▶ [EXERCISE DESCRIPTION]:
Reproduce the records below exactly as they appear.

[Excerpt from a dataset]
::::::

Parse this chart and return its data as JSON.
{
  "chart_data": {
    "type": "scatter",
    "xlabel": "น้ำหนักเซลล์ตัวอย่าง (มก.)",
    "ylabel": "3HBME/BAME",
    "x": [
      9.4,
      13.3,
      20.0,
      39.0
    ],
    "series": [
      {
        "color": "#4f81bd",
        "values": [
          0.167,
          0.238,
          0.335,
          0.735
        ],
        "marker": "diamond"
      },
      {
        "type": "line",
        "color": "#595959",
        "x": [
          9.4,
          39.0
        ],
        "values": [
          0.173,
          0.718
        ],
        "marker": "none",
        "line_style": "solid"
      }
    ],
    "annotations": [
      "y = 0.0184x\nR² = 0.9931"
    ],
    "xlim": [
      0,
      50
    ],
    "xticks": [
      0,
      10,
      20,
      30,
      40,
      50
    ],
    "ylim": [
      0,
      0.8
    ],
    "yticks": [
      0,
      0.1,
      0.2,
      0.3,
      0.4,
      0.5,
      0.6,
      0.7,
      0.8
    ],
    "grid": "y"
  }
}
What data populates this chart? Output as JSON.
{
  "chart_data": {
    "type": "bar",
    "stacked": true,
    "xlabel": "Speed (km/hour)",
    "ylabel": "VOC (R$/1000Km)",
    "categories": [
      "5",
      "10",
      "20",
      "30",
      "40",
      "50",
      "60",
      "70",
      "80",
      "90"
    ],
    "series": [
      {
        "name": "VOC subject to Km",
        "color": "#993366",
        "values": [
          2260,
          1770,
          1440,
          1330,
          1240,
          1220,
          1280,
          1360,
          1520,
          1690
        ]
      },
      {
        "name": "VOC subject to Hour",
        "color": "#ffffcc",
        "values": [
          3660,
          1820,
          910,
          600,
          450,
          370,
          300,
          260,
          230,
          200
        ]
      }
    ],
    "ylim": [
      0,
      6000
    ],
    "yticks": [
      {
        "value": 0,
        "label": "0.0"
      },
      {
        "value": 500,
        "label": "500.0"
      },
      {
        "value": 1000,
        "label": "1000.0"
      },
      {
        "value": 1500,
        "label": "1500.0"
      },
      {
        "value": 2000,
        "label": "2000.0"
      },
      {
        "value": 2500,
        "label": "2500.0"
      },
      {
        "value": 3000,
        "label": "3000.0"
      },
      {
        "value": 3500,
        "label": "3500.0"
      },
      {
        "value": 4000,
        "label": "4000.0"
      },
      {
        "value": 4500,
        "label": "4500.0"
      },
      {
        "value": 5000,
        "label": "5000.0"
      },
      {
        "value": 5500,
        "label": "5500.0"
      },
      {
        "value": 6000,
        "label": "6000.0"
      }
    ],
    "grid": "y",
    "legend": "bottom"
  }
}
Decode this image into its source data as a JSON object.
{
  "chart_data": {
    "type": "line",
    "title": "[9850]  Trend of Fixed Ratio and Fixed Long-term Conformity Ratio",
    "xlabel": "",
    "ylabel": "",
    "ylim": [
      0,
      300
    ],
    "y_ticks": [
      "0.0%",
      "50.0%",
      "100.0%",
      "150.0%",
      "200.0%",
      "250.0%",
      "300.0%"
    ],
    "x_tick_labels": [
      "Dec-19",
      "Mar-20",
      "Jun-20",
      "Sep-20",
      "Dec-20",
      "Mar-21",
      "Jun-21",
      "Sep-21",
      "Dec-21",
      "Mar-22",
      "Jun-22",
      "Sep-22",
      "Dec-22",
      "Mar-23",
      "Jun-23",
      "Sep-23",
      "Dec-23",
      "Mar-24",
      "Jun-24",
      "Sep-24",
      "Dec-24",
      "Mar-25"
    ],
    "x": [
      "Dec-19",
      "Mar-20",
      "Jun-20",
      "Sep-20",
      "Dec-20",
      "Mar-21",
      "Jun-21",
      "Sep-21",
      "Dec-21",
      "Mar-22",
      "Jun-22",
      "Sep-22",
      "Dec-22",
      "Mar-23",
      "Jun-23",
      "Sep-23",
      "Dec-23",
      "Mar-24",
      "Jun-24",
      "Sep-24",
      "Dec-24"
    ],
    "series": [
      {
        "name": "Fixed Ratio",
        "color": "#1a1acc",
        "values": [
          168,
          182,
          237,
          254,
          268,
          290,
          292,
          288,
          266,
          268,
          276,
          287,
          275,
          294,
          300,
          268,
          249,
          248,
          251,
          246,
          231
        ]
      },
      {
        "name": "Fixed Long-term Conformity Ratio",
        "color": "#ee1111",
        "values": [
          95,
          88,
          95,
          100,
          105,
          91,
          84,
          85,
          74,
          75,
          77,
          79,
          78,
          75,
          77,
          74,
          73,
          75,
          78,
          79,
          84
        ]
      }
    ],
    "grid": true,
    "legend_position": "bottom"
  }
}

::::::

▶ [SOLUTION]:
Parse this chart and return its data as JSON.
{
  "chart_data": {
    "type": "scatter",
    "xlabel": "น้ำหนักเซลล์ตัวอย่าง (มก.)",
    "ylabel": "3HBME/BAME",
    "x": [
      9.4,
      13.3,
      20.0,
      39.0
    ],
    "series": [
      {
        "color": "#4f81bd",
        "values": [
          0.167,
          0.238,
          0.335,
          0.735
        ],
        "marker": "diamond"
      },
      {
        "type": "line",
        "color": "#595959",
        "x": [
          9.4,
          39.0
        ],
        "values": [
          0.173,
          0.718
        ],
        "marker": "none",
        "line_style": "solid"
      }
    ],
    "annotations": [
      "y = 0.0184x\nR² = 0.9931"
    ],
    "xlim": [
      0,
      50
    ],
    "xticks": [
      0,
      10,
      20,
      30,
      40,
      50
    ],
    "ylim": [
      0,
      0.8
    ],
    "yticks": [
      0,
      0.1,
      0.2,
      0.3,
      0.4,
      0.5,
      0.6,
      0.7,
      0.8
    ],
    "grid": "y"
  }
}
What data populates this chart? Output as JSON.
{
  "chart_data": {
    "type": "bar",
    "stacked": true,
    "xlabel": "Speed (km/hour)",
    "ylabel": "VOC (R$/1000Km)",
    "categories": [
      "5",
      "10",
      "20",
      "30",
      "40",
      "50",
      "60",
      "70",
      "80",
      "90"
    ],
    "series": [
      {
        "name": "VOC subject to Km",
        "color": "#993366",
        "values": [
          2260,
          1770,
          1440,
          1330,
          1240,
          1220,
          1280,
          1360,
          1520,
          1690
        ]
      },
      {
        "name": "VOC subject to Hour",
        "color": "#ffffcc",
        "values": [
          3660,
          1820,
          910,
          600,
          450,
          370,
          300,
          260,
          230,
          200
        ]
      }
    ],
    "ylim": [
      0,
      6000
    ],
    "yticks": [
      {
        "value": 0,
        "label": "0.0"
      },
      {
        "value": 500,
        "label": "500.0"
      },
      {
        "value": 1000,
        "label": "1000.0"
      },
      {
        "value": 1500,
        "label": "1500.0"
      },
      {
        "value": 2000,
        "label": "2000.0"
      },
      {
        "value": 2500,
        "label": "2500.0"
      },
      {
        "value": 3000,
        "label": "3000.0"
      },
      {
        "value": 3500,
        "label": "3500.0"
      },
      {
        "value": 4000,
        "label": "4000.0"
      },
      {
        "value": 4500,
        "label": "4500.0"
      },
      {
        "value": 5000,
        "label": "5000.0"
      },
      {
        "value": 5500,
        "label": "5500.0"
      },
      {
        "value": 6000,
        "label": "6000.0"
      }
    ],
    "grid": "y",
    "legend": "bottom"
  }
}
Decode this image into its source data as a JSON object.
{
  "chart_data": {
    "type": "line",
    "title": "[9850]  Trend of Fixed Ratio and Fixed Long-term Conformity Ratio",
    "xlabel": "",
    "ylabel": "",
    "ylim": [
      0,
      300
    ],
    "y_ticks": [
      "0.0%",
      "50.0%",
      "100.0%",
      "150.0%",
      "200.0%",
      "250.0%",
      "300.0%"
    ],
    "x_tick_labels": [
      "Dec-19",
      "Mar-20",
      "Jun-20",
      "Sep-20",
      "Dec-20",
      "Mar-21",
      "Jun-21",
      "Sep-21",
      "Dec-21",
      "Mar-22",
      "Jun-22",
      "Sep-22",
      "Dec-22",
      "Mar-23",
      "Jun-23",
      "Sep-23",
      "Dec-23",
      "Mar-24",
      "Jun-24",
      "Sep-24",
      "Dec-24",
      "Mar-25"
    ],
    "x": [
      "Dec-19",
      "Mar-20",
      "Jun-20",
      "Sep-20",
      "Dec-20",
      "Mar-21",
      "Jun-21",
      "Sep-21",
      "Dec-21",
      "Mar-22",
      "Jun-22",
      "Sep-22",
      "Dec-22",
      "Mar-23",
      "Jun-23",
      "Sep-23",
      "Dec-23",
      "Mar-24",
      "Jun-24",
      "Sep-24",
      "Dec-24"
    ],
    "series": [
      {
        "name": "Fixed Ratio",
        "color": "#1a1acc",
        "values": [
          168,
          182,
          237,
          254,
          268,
          290,
          292,
          288,
          266,
          268,
          276,
          287,
          275,
          294,
          300,
          268,
          249,
          248,
          251,
          246,
          231
        ]
      },
      {
        "name": "Fixed Long-term Conformity Ratio",
        "color": "#ee1111",
        "values": [
          95,
          88,
          95,
          100,
          105,
          91,
          84,
          85,
          74,
          75,
          77,
          79,
          78,
          75,
          77,
          74,
          73,
          75,
          78,
          79,
          84
        ]
      }
    ],
    "grid": true,
    "legend_position": "bottom"
  }
}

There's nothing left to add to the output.